WORK REQUIRED: Copy every record below exactly.

DATA SUPPLIED:
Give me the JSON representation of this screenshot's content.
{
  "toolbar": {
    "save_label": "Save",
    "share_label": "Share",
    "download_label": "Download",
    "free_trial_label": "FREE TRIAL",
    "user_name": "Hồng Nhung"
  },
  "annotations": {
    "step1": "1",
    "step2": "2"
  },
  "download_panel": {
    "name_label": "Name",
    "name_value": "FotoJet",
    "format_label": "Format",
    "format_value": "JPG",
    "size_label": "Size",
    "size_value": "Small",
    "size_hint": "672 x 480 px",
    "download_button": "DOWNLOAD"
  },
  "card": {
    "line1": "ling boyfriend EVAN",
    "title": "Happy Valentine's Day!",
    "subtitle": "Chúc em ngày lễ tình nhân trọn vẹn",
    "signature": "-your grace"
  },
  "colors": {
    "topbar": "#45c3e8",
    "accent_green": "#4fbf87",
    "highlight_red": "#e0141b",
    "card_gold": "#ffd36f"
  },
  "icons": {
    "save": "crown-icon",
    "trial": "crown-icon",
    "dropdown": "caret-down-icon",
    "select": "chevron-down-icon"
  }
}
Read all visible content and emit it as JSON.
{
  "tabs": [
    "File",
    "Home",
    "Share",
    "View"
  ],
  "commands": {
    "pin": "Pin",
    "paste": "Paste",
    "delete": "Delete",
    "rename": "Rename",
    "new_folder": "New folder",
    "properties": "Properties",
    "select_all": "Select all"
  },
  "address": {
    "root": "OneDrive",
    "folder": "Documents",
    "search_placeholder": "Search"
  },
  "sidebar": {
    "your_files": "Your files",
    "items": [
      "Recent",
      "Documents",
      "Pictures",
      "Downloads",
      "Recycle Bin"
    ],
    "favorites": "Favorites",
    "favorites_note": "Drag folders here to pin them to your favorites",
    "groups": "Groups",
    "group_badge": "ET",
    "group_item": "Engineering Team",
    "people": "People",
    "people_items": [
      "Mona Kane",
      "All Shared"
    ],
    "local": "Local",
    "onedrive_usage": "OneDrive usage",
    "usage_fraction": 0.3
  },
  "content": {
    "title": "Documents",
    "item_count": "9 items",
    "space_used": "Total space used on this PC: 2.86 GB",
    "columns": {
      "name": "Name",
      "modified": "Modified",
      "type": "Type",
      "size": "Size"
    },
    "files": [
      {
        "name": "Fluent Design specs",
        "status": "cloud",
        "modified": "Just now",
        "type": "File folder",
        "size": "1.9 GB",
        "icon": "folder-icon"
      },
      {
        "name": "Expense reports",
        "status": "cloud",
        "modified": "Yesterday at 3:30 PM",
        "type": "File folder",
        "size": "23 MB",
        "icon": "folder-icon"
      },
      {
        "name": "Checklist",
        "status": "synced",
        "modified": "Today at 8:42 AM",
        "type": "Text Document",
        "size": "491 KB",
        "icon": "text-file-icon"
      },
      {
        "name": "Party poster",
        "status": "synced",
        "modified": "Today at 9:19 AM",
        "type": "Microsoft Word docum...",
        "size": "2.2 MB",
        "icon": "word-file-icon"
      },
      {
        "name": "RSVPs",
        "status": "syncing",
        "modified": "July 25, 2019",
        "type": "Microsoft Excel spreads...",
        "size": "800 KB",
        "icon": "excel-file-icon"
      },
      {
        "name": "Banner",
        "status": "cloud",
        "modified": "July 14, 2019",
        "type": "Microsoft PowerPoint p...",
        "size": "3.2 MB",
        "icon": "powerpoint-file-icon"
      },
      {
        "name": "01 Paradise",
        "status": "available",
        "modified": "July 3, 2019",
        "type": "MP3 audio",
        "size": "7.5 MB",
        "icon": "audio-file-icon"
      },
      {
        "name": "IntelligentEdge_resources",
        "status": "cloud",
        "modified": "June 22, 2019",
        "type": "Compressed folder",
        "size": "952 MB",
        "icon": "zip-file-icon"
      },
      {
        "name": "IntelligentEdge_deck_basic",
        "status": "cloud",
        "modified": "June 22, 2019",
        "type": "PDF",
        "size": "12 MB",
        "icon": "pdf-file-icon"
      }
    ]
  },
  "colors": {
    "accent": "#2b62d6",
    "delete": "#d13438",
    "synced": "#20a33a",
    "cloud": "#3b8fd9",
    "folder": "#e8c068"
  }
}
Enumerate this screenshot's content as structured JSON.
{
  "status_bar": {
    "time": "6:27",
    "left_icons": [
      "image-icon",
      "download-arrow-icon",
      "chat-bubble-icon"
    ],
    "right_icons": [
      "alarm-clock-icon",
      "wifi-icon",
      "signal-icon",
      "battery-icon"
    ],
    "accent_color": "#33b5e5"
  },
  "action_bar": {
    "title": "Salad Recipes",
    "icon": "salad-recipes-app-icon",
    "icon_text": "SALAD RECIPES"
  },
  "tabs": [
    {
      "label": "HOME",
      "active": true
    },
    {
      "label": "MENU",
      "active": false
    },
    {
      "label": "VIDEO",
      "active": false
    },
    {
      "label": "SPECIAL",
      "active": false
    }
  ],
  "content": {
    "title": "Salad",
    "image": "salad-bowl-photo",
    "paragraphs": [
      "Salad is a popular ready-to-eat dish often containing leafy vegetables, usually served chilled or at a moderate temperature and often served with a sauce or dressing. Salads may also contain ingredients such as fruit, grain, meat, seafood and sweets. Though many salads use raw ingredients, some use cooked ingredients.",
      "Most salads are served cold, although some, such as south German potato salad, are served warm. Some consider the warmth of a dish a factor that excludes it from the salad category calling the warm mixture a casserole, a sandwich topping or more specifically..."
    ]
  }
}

COMPLETE RESPONSE:
Give me the JSON representation of this screenshot's content.
{
  "toolbar": {
    "save_label": "Save",
    "share_label": "Share",
    "download_label": "Download",
    "free_trial_label": "FREE TRIAL",
    "user_name": "Hồng Nhung"
  },
  "annotations": {
    "step1": "1",
    "step2": "2"
  },
  "download_panel": {
    "name_label": "Name",
    "name_value": "FotoJet",
    "format_label": "Format",
    "format_value": "JPG",
    "size_label": "Size",
    "size_value": "Small",
    "size_hint": "672 x 480 px",
    "download_button": "DOWNLOAD"
  },
  "card": {
    "line1": "ling boyfriend EVAN",
    "title": "Happy Valentine's Day!",
    "subtitle": "Chúc em ngày lễ tình nhân trọn vẹn",
    "signature": "-your grace"
  },
  "colors": {
    "topbar": "#45c3e8",
    "accent_green": "#4fbf87",
    "highlight_red": "#e0141b",
    "card_gold": "#ffd36f"
  },
  "icons": {
    "save": "crown-icon",
    "trial": "crown-icon",
    "dropdown": "caret-down-icon",
    "select": "chevron-down-icon"
  }
}
Read all visible content and emit it as JSON.
{
  "tabs": [
    "File",
    "Home",
    "Share",
    "View"
  ],
  "commands": {
    "pin": "Pin",
    "paste": "Paste",
    "delete": "Delete",
    "rename": "Rename",
    "new_folder": "New folder",
    "properties": "Properties",
    "select_all": "Select all"
  },
  "address": {
    "root": "OneDrive",
    "folder": "Documents",
    "search_placeholder": "Search"
  },
  "sidebar": {
    "your_files": "Your files",
    "items": [
      "Recent",
      "Documents",
      "Pictures",
      "Downloads",
      "Recycle Bin"
    ],
    "favorites": "Favorites",
    "favorites_note": "Drag folders here to pin them to your favorites",
    "groups": "Groups",
    "group_badge": "ET",
    "group_item": "Engineering Team",
    "people": "People",
    "people_items": [
      "Mona Kane",
      "All Shared"
    ],
    "local": "Local",
    "onedrive_usage": "OneDrive usage",
    "usage_fraction": 0.3
  },
  "content": {
    "title": "Documents",
    "item_count": "9 items",
    "space_used": "Total space used on this PC: 2.86 GB",
    "columns": {
      "name": "Name",
      "modified": "Modified",
      "type": "Type",
      "size": "Size"
    },
    "files": [
      {
        "name": "Fluent Design specs",
        "status": "cloud",
        "modified": "Just now",
        "type": "File folder",
        "size": "1.9 GB",
        "icon": "folder-icon"
      },
      {
        "name": "Expense reports",
        "status": "cloud",
        "modified": "Yesterday at 3:30 PM",
        "type": "File folder",
        "size": "23 MB",
        "icon": "folder-icon"
      },
      {
        "name": "Checklist",
        "status": "synced",
        "modified": "Today at 8:42 AM",
        "type": "Text Document",
        "size": "491 KB",
        "icon": "text-file-icon"
      },
      {
        "name": "Party poster",
        "status": "synced",
        "modified": "Today at 9:19 AM",
        "type": "Microsoft Word docum...",
        "size": "2.2 MB",
        "icon": "word-file-icon"
      },
      {
        "name": "RSVPs",
        "status": "syncing",
        "modified": "July 25, 2019",
        "type": "Microsoft Excel spreads...",
        "size": "800 KB",
        "icon": "excel-file-icon"
      },
      {
        "name": "Banner",
        "status": "cloud",
        "modified": "July 14, 2019",
        "type": "Microsoft PowerPoint p...",
        "size": "3.2 MB",
        "icon": "powerpoint-file-icon"
      },
      {
        "name": "01 Paradise",
        "status": "available",
        "modified": "July 3, 2019",
        "type": "MP3 audio",
        "size": "7.5 MB",
        "icon": "audio-file-icon"
      },
      {
        "name": "IntelligentEdge_resources",
        "status": "cloud",
        "modified": "June 22, 2019",
        "type": "Compressed folder",
        "size": "952 MB",
        "icon": "zip-file-icon"
      },
      {
        "name": "IntelligentEdge_deck_basic",
        "status": "cloud",
        "modified": "June 22, 2019",
        "type": "PDF",
        "size": "12 MB",
        "icon": "pdf-file-icon"
      }
    ]
  },
  "colors": {
    "accent": "#2b62d6",
    "delete": "#d13438",
    "synced": "#20a33a",
    "cloud": "#3b8fd9",
    "folder": "#e8c068"
  }
}
Enumerate this screenshot's content as structured JSON.
{
  "status_bar": {
    "time": "6:27",
    "left_icons": [
      "image-icon",
      "download-arrow-icon",
      "chat-bubble-icon"
    ],
    "right_icons": [
      "alarm-clock-icon",
      "wifi-icon",
      "signal-icon",
      "battery-icon"
    ],
    "accent_color": "#33b5e5"
  },
  "action_bar": {
    "title": "Salad Recipes",
    "icon": "salad-recipes-app-icon",
    "icon_text": "SALAD RECIPES"
  },
  "tabs": [
    {
      "label": "HOME",
      "active": true
    },
    {
      "label": "MENU",
      "active": false
    },
    {
      "label": "VIDEO",
      "active": false
    },
    {
      "label": "SPECIAL",
      "active": false
    }
  ],
  "content": {
    "title": "Salad",
    "image": "salad-bowl-photo",
    "paragraphs": [
      "Salad is a popular ready-to-eat dish often containing leafy vegetables, usually served chilled or at a moderate temperature and often served with a sauce or dressing. Salads may also contain ingredients such as fruit, grain, meat, seafood and sweets. Though many salads use raw ingredients, some use cooked ingredients.",
      "Most salads are served cold, although some, such as south German potato salad, are served warm. Some consider the warmth of a dish a factor that excludes it from the salad category calling the warm mixture a casserole, a sandwich topping or more specifically..."
    ]
  }
}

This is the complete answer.